What is being asked
Produce a word-for-word copy of the listing below without its pictures.
**** Supplied records
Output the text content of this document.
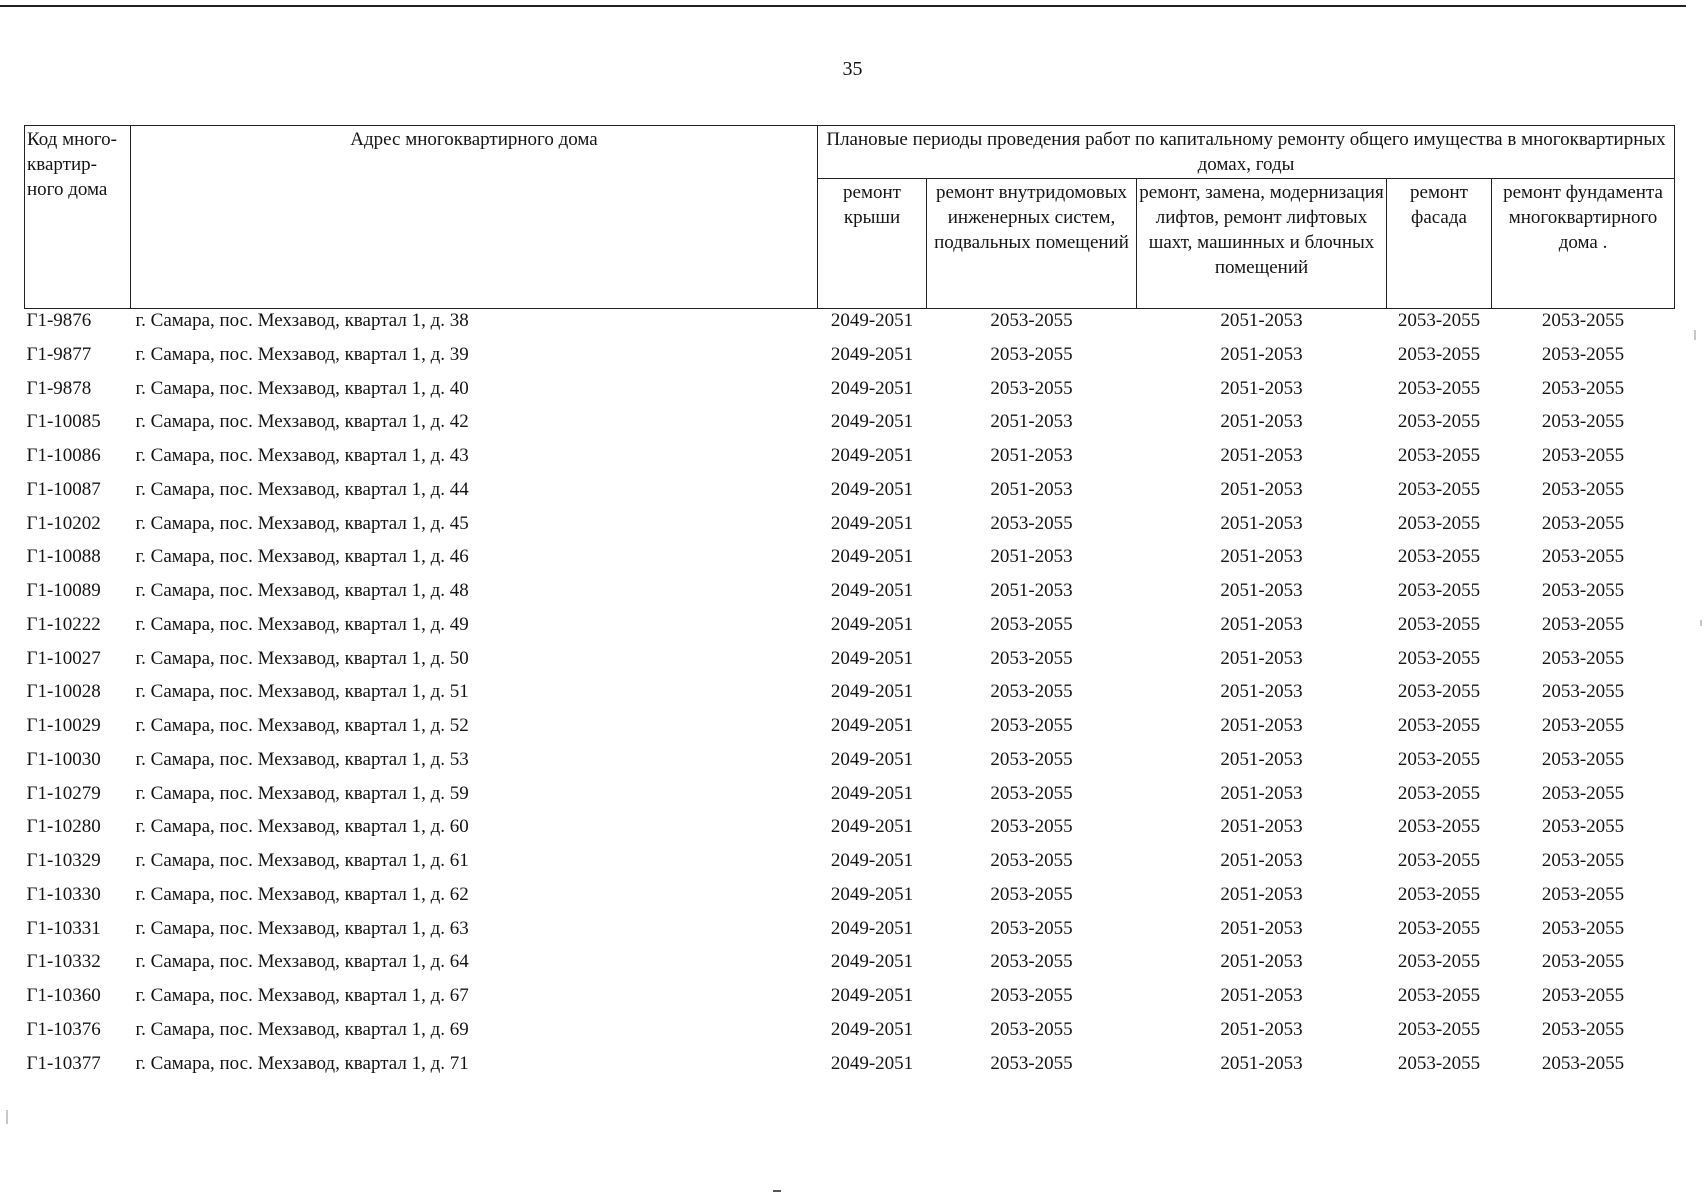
35
Код много-квартир-ного дома	Адрес многоквартирного дома	Плановые периоды проведения работ по капитальному ремонту общего имущества в многоквартирных домах, годы				
		ремонт крыши	ремонт внутридомовых инженерных систем, подвальных помещений	ремонт, замена, модернизация лифтов, ремонт лифтовых шахт, машинных и блочных помещений	ремонт фасада	ремонт фундамента многоквартирного дома .
Г1-9876	г. Самара, пос. Мехзавод, квартал 1, д. 38	2049-2051	2053-2055	2051-2053	2053-2055	2053-2055
Г1-9877	г. Самара, пос. Мехзавод, квартал 1, д. 39	2049-2051	2053-2055	2051-2053	2053-2055	2053-2055
Г1-9878	г. Самара, пос. Мехзавод, квартал 1, д. 40	2049-2051	2053-2055	2051-2053	2053-2055	2053-2055
Г1-10085	г. Самара, пос. Мехзавод, квартал 1, д. 42	2049-2051	2051-2053	2051-2053	2053-2055	2053-2055
Г1-10086	г. Самара, пос. Мехзавод, квартал 1, д. 43	2049-2051	2051-2053	2051-2053	2053-2055	2053-2055
Г1-10087	г. Самара, пос. Мехзавод, квартал 1, д. 44	2049-2051	2051-2053	2051-2053	2053-2055	2053-2055
Г1-10202	г. Самара, пос. Мехзавод, квартал 1, д. 45	2049-2051	2053-2055	2051-2053	2053-2055	2053-2055
Г1-10088	г. Самара, пос. Мехзавод, квартал 1, д. 46	2049-2051	2051-2053	2051-2053	2053-2055	2053-2055
Г1-10089	г. Самара, пос. Мехзавод, квартал 1, д. 48	2049-2051	2051-2053	2051-2053	2053-2055	2053-2055
Г1-10222	г. Самара, пос. Мехзавод, квартал 1, д. 49	2049-2051	2053-2055	2051-2053	2053-2055	2053-2055
Г1-10027	г. Самара, пос. Мехзавод, квартал 1, д. 50	2049-2051	2053-2055	2051-2053	2053-2055	2053-2055
Г1-10028	г. Самара, пос. Мехзавод, квартал 1, д. 51	2049-2051	2053-2055	2051-2053	2053-2055	2053-2055
Г1-10029	г. Самара, пос. Мехзавод, квартал 1, д. 52	2049-2051	2053-2055	2051-2053	2053-2055	2053-2055
Г1-10030	г. Самара, пос. Мехзавод, квартал 1, д. 53	2049-2051	2053-2055	2051-2053	2053-2055	2053-2055
Г1-10279	г. Самара, пос. Мехзавод, квартал 1, д. 59	2049-2051	2053-2055	2051-2053	2053-2055	2053-2055
Г1-10280	г. Самара, пос. Мехзавод, квартал 1, д. 60	2049-2051	2053-2055	2051-2053	2053-2055	2053-2055
Г1-10329	г. Самара, пос. Мехзавод, квартал 1, д. 61	2049-2051	2053-2055	2051-2053	2053-2055	2053-2055
Г1-10330	г. Самара, пос. Мехзавод, квартал 1, д. 62	2049-2051	2053-2055	2051-2053	2053-2055	2053-2055
Г1-10331	г. Самара, пос. Мехзавод, квартал 1, д. 63	2049-2051	2053-2055	2051-2053	2053-2055	2053-2055
Г1-10332	г. Самара, пос. Мехзавод, квартал 1, д. 64	2049-2051	2053-2055	2051-2053	2053-2055	2053-2055
Г1-10360	г. Самара, пос. Мехзавод, квартал 1, д. 67	2049-2051	2053-2055	2051-2053	2053-2055	2053-2055
Г1-10376	г. Самара, пос. Мехзавод, квартал 1, д. 69	2049-2051	2053-2055	2051-2053	2053-2055	2053-2055
Г1-10377	г. Самара, пос. Мехзавод, квартал 1, д. 71	2049-2051	2053-2055	2051-2053	2053-2055	2053-2055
********
Full response
Output the text content of this document.
35
Код много-квартир-ного дома	Адрес многоквартирного дома	Плановые периоды проведения работ по капитальному ремонту общего имущества в многоквартирных домах, годы				
		ремонт крыши	ремонт внутридомовых инженерных систем, подвальных помещений	ремонт, замена, модернизация лифтов, ремонт лифтовых шахт, машинных и блочных помещений	ремонт фасада	ремонт фундамента многоквартирного дома .
Г1-9876	г. Самара, пос. Мехзавод, квартал 1, д. 38	2049-2051	2053-2055	2051-2053	2053-2055	2053-2055
Г1-9877	г. Самара, пос. Мехзавод, квартал 1, д. 39	2049-2051	2053-2055	2051-2053	2053-2055	2053-2055
Г1-9878	г. Самара, пос. Мехзавод, квартал 1, д. 40	2049-2051	2053-2055	2051-2053	2053-2055	2053-2055
Г1-10085	г. Самара, пос. Мехзавод, квартал 1, д. 42	2049-2051	2051-2053	2051-2053	2053-2055	2053-2055
Г1-10086	г. Самара, пос. Мехзавод, квартал 1, д. 43	2049-2051	2051-2053	2051-2053	2053-2055	2053-2055
Г1-10087	г. Самара, пос. Мехзавод, квартал 1, д. 44	2049-2051	2051-2053	2051-2053	2053-2055	2053-2055
Г1-10202	г. Самара, пос. Мехзавод, квартал 1, д. 45	2049-2051	2053-2055	2051-2053	2053-2055	2053-2055
Г1-10088	г. Самара, пос. Мехзавод, квартал 1, д. 46	2049-2051	2051-2053	2051-2053	2053-2055	2053-2055
Г1-10089	г. Самара, пос. Мехзавод, квартал 1, д. 48	2049-2051	2051-2053	2051-2053	2053-2055	2053-2055
Г1-10222	г. Самара, пос. Мехзавод, квартал 1, д. 49	2049-2051	2053-2055	2051-2053	2053-2055	2053-2055
Г1-10027	г. Самара, пос. Мехзавод, квартал 1, д. 50	2049-2051	2053-2055	2051-2053	2053-2055	2053-2055
Г1-10028	г. Самара, пос. Мехзавод, квартал 1, д. 51	2049-2051	2053-2055	2051-2053	2053-2055	2053-2055
Г1-10029	г. Самара, пос. Мехзавод, квартал 1, д. 52	2049-2051	2053-2055	2051-2053	2053-2055	2053-2055
Г1-10030	г. Самара, пос. Мехзавод, квартал 1, д. 53	2049-2051	2053-2055	2051-2053	2053-2055	2053-2055
Г1-10279	г. Самара, пос. Мехзавод, квартал 1, д. 59	2049-2051	2053-2055	2051-2053	2053-2055	2053-2055
Г1-10280	г. Самара, пос. Мехзавод, квартал 1, д. 60	2049-2051	2053-2055	2051-2053	2053-2055	2053-2055
Г1-10329	г. Самара, пос. Мехзавод, квартал 1, д. 61	2049-2051	2053-2055	2051-2053	2053-2055	2053-2055
Г1-10330	г. Самара, пос. Мехзавод, квартал 1, д. 62	2049-2051	2053-2055	2051-2053	2053-2055	2053-2055
Г1-10331	г. Самара, пос. Мехзавод, квартал 1, д. 63	2049-2051	2053-2055	2051-2053	2053-2055	2053-2055
Г1-10332	г. Самара, пос. Мехзавод, квартал 1, д. 64	2049-2051	2053-2055	2051-2053	2053-2055	2053-2055
Г1-10360	г. Самара, пос. Мехзавод, квартал 1, д. 67	2049-2051	2053-2055	2051-2053	2053-2055	2053-2055
Г1-10376	г. Самара, пос. Мехзавод, квартал 1, д. 69	2049-2051	2053-2055	2051-2053	2053-2055	2053-2055
Г1-10377	г. Самара, пос. Мехзавод, квартал 1, д. 71	2049-2051	2053-2055	2051-2053	2053-2055	2053-2055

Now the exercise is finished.